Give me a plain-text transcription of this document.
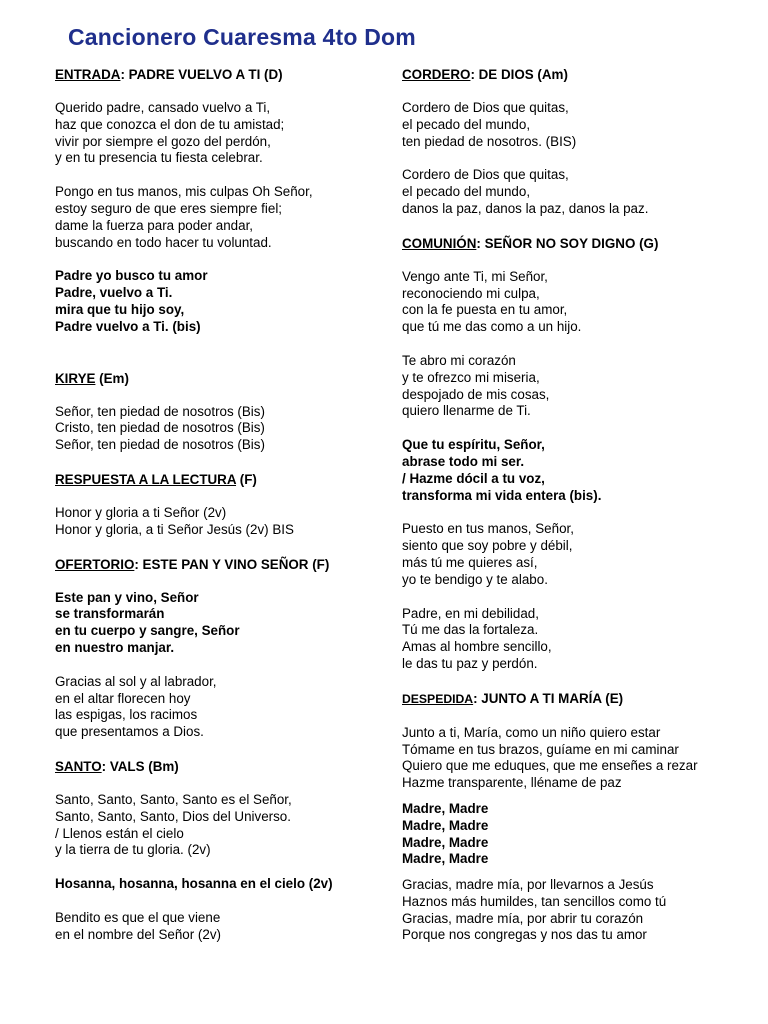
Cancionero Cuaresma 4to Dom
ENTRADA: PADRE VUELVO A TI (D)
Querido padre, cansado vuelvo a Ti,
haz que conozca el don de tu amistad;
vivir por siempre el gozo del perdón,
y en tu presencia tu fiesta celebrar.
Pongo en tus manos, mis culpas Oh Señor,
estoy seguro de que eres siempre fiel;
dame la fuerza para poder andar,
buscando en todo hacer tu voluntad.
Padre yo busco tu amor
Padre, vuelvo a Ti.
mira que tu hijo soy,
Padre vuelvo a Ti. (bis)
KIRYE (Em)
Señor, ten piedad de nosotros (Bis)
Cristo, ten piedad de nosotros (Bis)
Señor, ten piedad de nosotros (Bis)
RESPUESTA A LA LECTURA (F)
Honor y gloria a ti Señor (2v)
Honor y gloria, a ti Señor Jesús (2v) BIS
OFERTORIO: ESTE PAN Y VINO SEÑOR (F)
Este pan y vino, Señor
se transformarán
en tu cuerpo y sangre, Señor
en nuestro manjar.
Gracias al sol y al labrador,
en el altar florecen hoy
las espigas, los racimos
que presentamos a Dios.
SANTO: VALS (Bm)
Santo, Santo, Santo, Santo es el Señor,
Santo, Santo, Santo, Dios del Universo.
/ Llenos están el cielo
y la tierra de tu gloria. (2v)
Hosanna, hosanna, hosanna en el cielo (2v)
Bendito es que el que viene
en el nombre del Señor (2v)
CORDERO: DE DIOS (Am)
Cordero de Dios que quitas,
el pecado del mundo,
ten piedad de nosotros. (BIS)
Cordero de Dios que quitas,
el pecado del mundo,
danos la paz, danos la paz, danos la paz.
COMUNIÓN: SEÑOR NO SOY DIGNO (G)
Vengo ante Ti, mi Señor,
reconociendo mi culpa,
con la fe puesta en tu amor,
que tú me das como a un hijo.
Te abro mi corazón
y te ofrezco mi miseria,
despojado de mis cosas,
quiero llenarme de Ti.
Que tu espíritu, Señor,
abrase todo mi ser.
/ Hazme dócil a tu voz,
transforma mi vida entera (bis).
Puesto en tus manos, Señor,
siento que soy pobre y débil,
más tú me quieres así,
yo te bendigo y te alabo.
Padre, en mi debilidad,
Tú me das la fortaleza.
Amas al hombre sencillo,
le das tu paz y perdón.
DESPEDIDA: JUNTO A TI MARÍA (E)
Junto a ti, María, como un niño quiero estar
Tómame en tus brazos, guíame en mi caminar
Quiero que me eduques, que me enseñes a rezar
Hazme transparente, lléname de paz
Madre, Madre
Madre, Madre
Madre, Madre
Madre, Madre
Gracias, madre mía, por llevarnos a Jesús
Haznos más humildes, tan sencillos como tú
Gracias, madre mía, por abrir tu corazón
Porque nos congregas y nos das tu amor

**********

» **DIRECTIONS FOR THIS TASK**
Repeat all of the records verbatim, leaving out the pictures.

» **RESULT FOR THIS TASK**
Give me a plain-text transcription of this document.
Cancionero Cuaresma 4to Dom
ENTRADA: PADRE VUELVO A TI (D)
Querido padre, cansado vuelvo a Ti,
haz que conozca el don de tu amistad;
vivir por siempre el gozo del perdón,
y en tu presencia tu fiesta celebrar.
Pongo en tus manos, mis culpas Oh Señor,
estoy seguro de que eres siempre fiel;
dame la fuerza para poder andar,
buscando en todo hacer tu voluntad.
Padre yo busco tu amor
Padre, vuelvo a Ti.
mira que tu hijo soy,
Padre vuelvo a Ti. (bis)
KIRYE (Em)
Señor, ten piedad de nosotros (Bis)
Cristo, ten piedad de nosotros (Bis)
Señor, ten piedad de nosotros (Bis)
RESPUESTA A LA LECTURA (F)
Honor y gloria a ti Señor (2v)
Honor y gloria, a ti Señor Jesús (2v) BIS
OFERTORIO: ESTE PAN Y VINO SEÑOR (F)
Este pan y vino, Señor
se transformarán
en tu cuerpo y sangre, Señor
en nuestro manjar.
Gracias al sol y al labrador,
en el altar florecen hoy
las espigas, los racimos
que presentamos a Dios.
SANTO: VALS (Bm)
Santo, Santo, Santo, Santo es el Señor,
Santo, Santo, Santo, Dios del Universo.
/ Llenos están el cielo
y la tierra de tu gloria. (2v)
Hosanna, hosanna, hosanna en el cielo (2v)
Bendito es que el que viene
en el nombre del Señor (2v)
CORDERO: DE DIOS (Am)
Cordero de Dios que quitas,
el pecado del mundo,
ten piedad de nosotros. (BIS)
Cordero de Dios que quitas,
el pecado del mundo,
danos la paz, danos la paz, danos la paz.
COMUNIÓN: SEÑOR NO SOY DIGNO (G)
Vengo ante Ti, mi Señor,
reconociendo mi culpa,
con la fe puesta en tu amor,
que tú me das como a un hijo.
Te abro mi corazón
y te ofrezco mi miseria,
despojado de mis cosas,
quiero llenarme de Ti.
Que tu espíritu, Señor,
abrase todo mi ser.
/ Hazme dócil a tu voz,
transforma mi vida entera (bis).
Puesto en tus manos, Señor,
siento que soy pobre y débil,
más tú me quieres así,
yo te bendigo y te alabo.
Padre, en mi debilidad,
Tú me das la fortaleza.
Amas al hombre sencillo,
le das tu paz y perdón.
DESPEDIDA: JUNTO A TI MARÍA (E)
Junto a ti, María, como un niño quiero estar
Tómame en tus brazos, guíame en mi caminar
Quiero que me eduques, que me enseñes a rezar
Hazme transparente, lléname de paz
Madre, Madre
Madre, Madre
Madre, Madre
Madre, Madre
Gracias, madre mía, por llevarnos a Jesús
Haznos más humildes, tan sencillos como tú
Gracias, madre mía, por abrir tu corazón
Porque nos congregas y nos das tu amor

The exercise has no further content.